- _Set task_: Images are excluded; otherwise, output every record exactly.

◇ ◇ ◇ ◇ ◇ ◇ ◇

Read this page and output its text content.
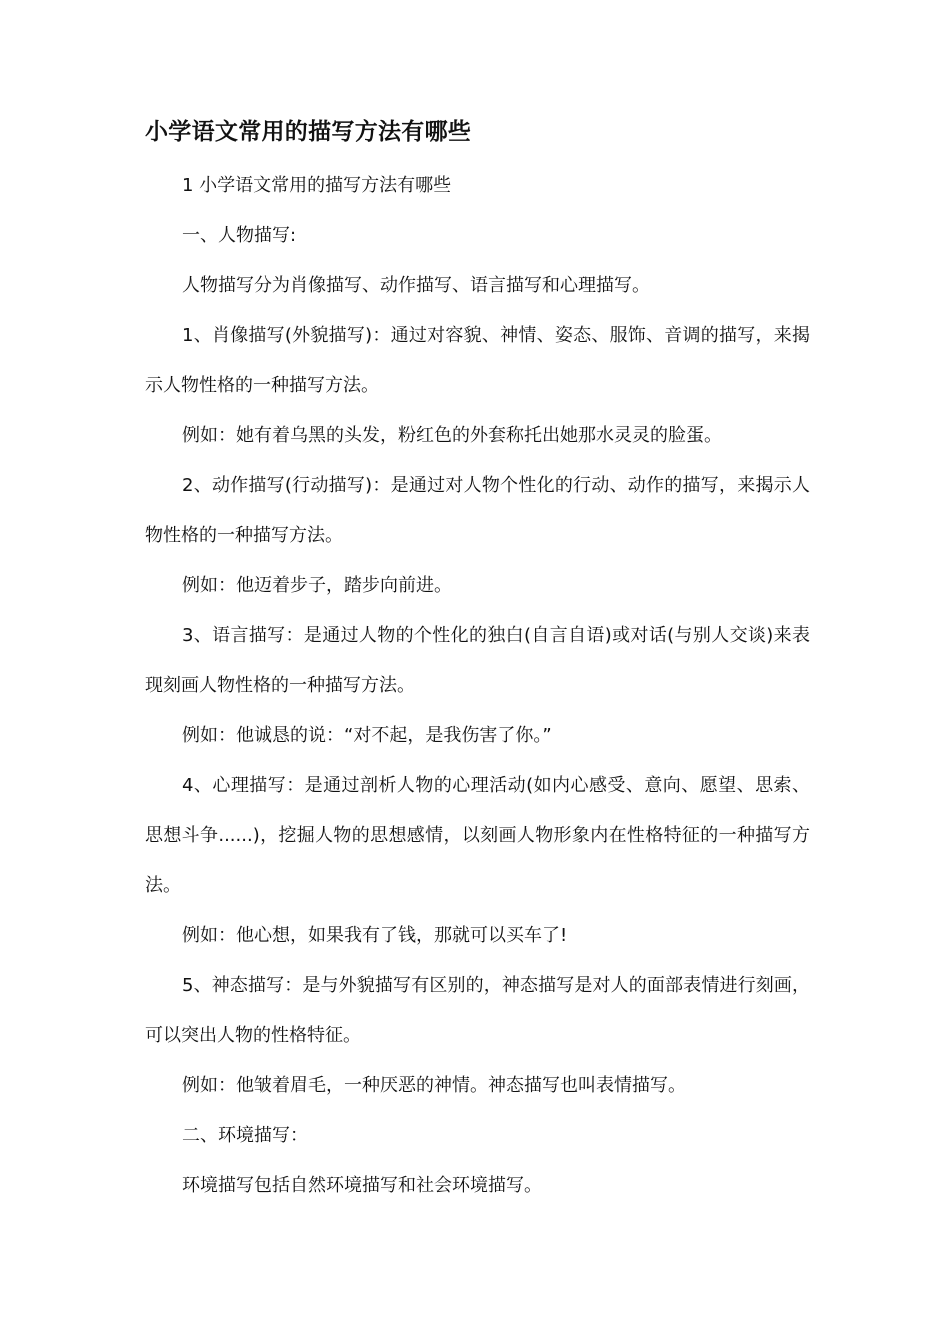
小学语文常用的描写方法有哪些

1 小学语文常用的描写方法有哪些

一、人物描写:

人物描写分为肖像描写、动作描写、语言描写和心理描写。

1、肖像描写(外貌描写)：通过对容貌、神情、姿态、服饰、音调的描写，来揭示人物性格的一种描写方法。

例如：她有着乌黑的头发，粉红色的外套称托出她那水灵灵的脸蛋。

2、动作描写(行动描写)：是通过对人物个性化的行动、动作的描写，来揭示人物性格的一种描写方法。

例如：他迈着步子，踏步向前进。

3、语言描写：是通过人物的个性化的独白(自言自语)或对话(与别人交谈)来表现刻画人物性格的一种描写方法。

例如：他诚恳的说：“对不起，是我伤害了你。”

4、心理描写：是通过剖析人物的心理活动(如内心感受、意向、愿望、思索、思想斗争......)，挖掘人物的思想感情，以刻画人物形象内在性格特征的一种描写方法。

例如：他心想，如果我有了钱，那就可以买车了!

5、神态描写：是与外貌描写有区别的，神态描写是对人的面部表情进行刻画，可以突出人物的性格特征。

例如：他皱着眉毛，一种厌恶的神情。神态描写也叫表情描写。

二、环境描写：

环境描写包括自然环境描写和社会环境描写。
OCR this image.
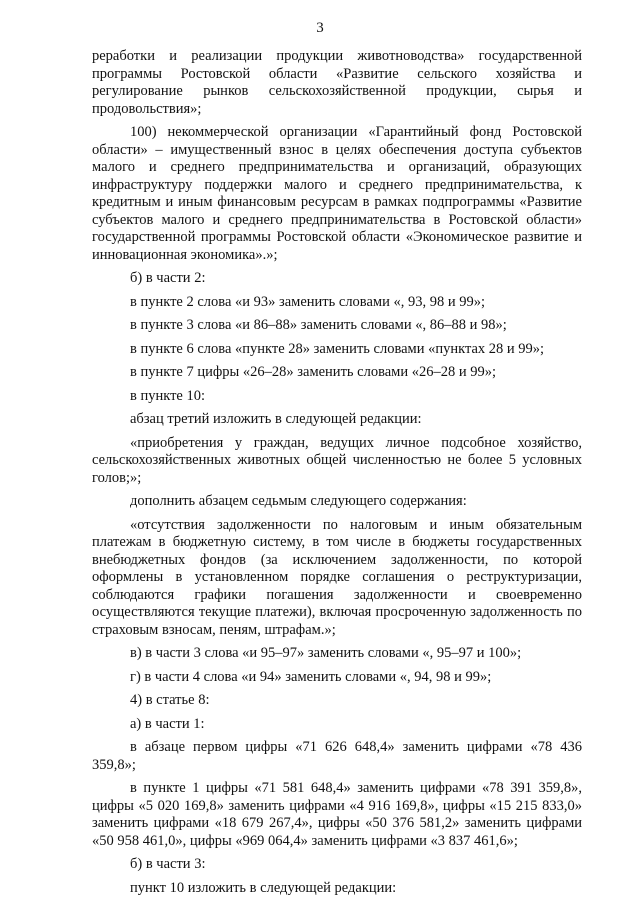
3

реработки и реализации продукции животноводства» государственной программы Ростовской области «Развитие сельского хозяйства и регулирование рынков сельскохозяйственной продукции, сырья и продовольствия»;

100) некоммерческой организации «Гарантийный фонд Ростовской области» – имущественный взнос в целях обеспечения доступа субъектов малого и среднего предпринимательства и организаций, образующих инфраструктуру поддержки малого и среднего предпринимательства, к кредитным и иным финансовым ресурсам в рамках подпрограммы «Развитие субъектов малого и среднего предпринимательства в Ростовской области» государственной программы Ростовской области «Экономическое развитие и инновационная экономика».»;

б) в части 2:

в пункте 2 слова «и 93» заменить словами «, 93, 98 и 99»;

в пункте 3 слова «и 86–88» заменить словами «, 86–88 и 98»;

в пункте 6 слова «пункте 28» заменить словами «пунктах 28 и 99»;

в пункте 7 цифры «26–28» заменить словами «26–28 и 99»;

в пункте 10:

абзац третий изложить в следующей редакции:

«приобретения у граждан, ведущих личное подсобное хозяйство, сельскохозяйственных животных общей численностью не более 5 условных голов;»;

дополнить абзацем седьмым следующего содержания:

«отсутствия задолженности по налоговым и иным обязательным платежам в бюджетную систему, в том числе в бюджеты государственных внебюджетных фондов (за исключением задолженности, по которой оформлены в установленном порядке соглашения о реструктуризации, соблюдаются графики погашения задолженности и своевременно осуществляются текущие платежи), включая просроченную задолженность по страховым взносам, пеням, штрафам.»;

в) в части 3 слова «и 95–97» заменить словами «, 95–97 и 100»;

г) в части 4 слова «и 94» заменить словами «, 94, 98 и 99»;

4) в статье 8:

а) в части 1:

в абзаце первом цифры «71 626 648,4» заменить цифрами «78 436 359,8»;

в пункте 1 цифры «71 581 648,4» заменить цифрами «78 391 359,8», цифры «5 020 169,8» заменить цифрами «4 916 169,8», цифры «15 215 833,0» заменить цифрами «18 679 267,4», цифры «50 376 581,2» заменить цифрами «50 958 461,0», цифры «969 064,4» заменить цифрами «3 837 461,6»;

б) в части 3:

пункт 10 изложить в следующей редакции:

◇ ◇ ◇ ◇ ◇ ◇ ◇

- _Result for this task_:
Read this page and output its text content.
小学语文常用的描写方法有哪些

1 小学语文常用的描写方法有哪些

一、人物描写:

人物描写分为肖像描写、动作描写、语言描写和心理描写。

1、肖像描写(外貌描写)：通过对容貌、神情、姿态、服饰、音调的描写，来揭示人物性格的一种描写方法。

例如：她有着乌黑的头发，粉红色的外套称托出她那水灵灵的脸蛋。

2、动作描写(行动描写)：是通过对人物个性化的行动、动作的描写，来揭示人物性格的一种描写方法。

例如：他迈着步子，踏步向前进。

3、语言描写：是通过人物的个性化的独白(自言自语)或对话(与别人交谈)来表现刻画人物性格的一种描写方法。

例如：他诚恳的说：“对不起，是我伤害了你。”

4、心理描写：是通过剖析人物的心理活动(如内心感受、意向、愿望、思索、思想斗争......)，挖掘人物的思想感情，以刻画人物形象内在性格特征的一种描写方法。

例如：他心想，如果我有了钱，那就可以买车了!

5、神态描写：是与外貌描写有区别的，神态描写是对人的面部表情进行刻画，可以突出人物的性格特征。

例如：他皱着眉毛，一种厌恶的神情。神态描写也叫表情描写。

二、环境描写：

环境描写包括自然环境描写和社会环境描写。
OCR this image.
3

реработки и реализации продукции животноводства» государственной программы Ростовской области «Развитие сельского хозяйства и регулирование рынков сельскохозяйственной продукции, сырья и продовольствия»;

100) некоммерческой организации «Гарантийный фонд Ростовской области» – имущественный взнос в целях обеспечения доступа субъектов малого и среднего предпринимательства и организаций, образующих инфраструктуру поддержки малого и среднего предпринимательства, к кредитным и иным финансовым ресурсам в рамках подпрограммы «Развитие субъектов малого и среднего предпринимательства в Ростовской области» государственной программы Ростовской области «Экономическое развитие и инновационная экономика».»;

б) в части 2:

в пункте 2 слова «и 93» заменить словами «, 93, 98 и 99»;

в пункте 3 слова «и 86–88» заменить словами «, 86–88 и 98»;

в пункте 6 слова «пункте 28» заменить словами «пунктах 28 и 99»;

в пункте 7 цифры «26–28» заменить словами «26–28 и 99»;

в пункте 10:

абзац третий изложить в следующей редакции:

«приобретения у граждан, ведущих личное подсобное хозяйство, сельскохозяйственных животных общей численностью не более 5 условных голов;»;

дополнить абзацем седьмым следующего содержания:

«отсутствия задолженности по налоговым и иным обязательным платежам в бюджетную систему, в том числе в бюджеты государственных внебюджетных фондов (за исключением задолженности, по которой оформлены в установленном порядке соглашения о реструктуризации, соблюдаются графики погашения задолженности и своевременно осуществляются текущие платежи), включая просроченную задолженность по страховым взносам, пеням, штрафам.»;

в) в части 3 слова «и 95–97» заменить словами «, 95–97 и 100»;

г) в части 4 слова «и 94» заменить словами «, 94, 98 и 99»;

4) в статье 8:

а) в части 1:

в абзаце первом цифры «71 626 648,4» заменить цифрами «78 436 359,8»;

в пункте 1 цифры «71 581 648,4» заменить цифрами «78 391 359,8», цифры «5 020 169,8» заменить цифрами «4 916 169,8», цифры «15 215 833,0» заменить цифрами «18 679 267,4», цифры «50 376 581,2» заменить цифрами «50 958 461,0», цифры «969 064,4» заменить цифрами «3 837 461,6»;

б) в части 3:

пункт 10 изложить в следующей редакции:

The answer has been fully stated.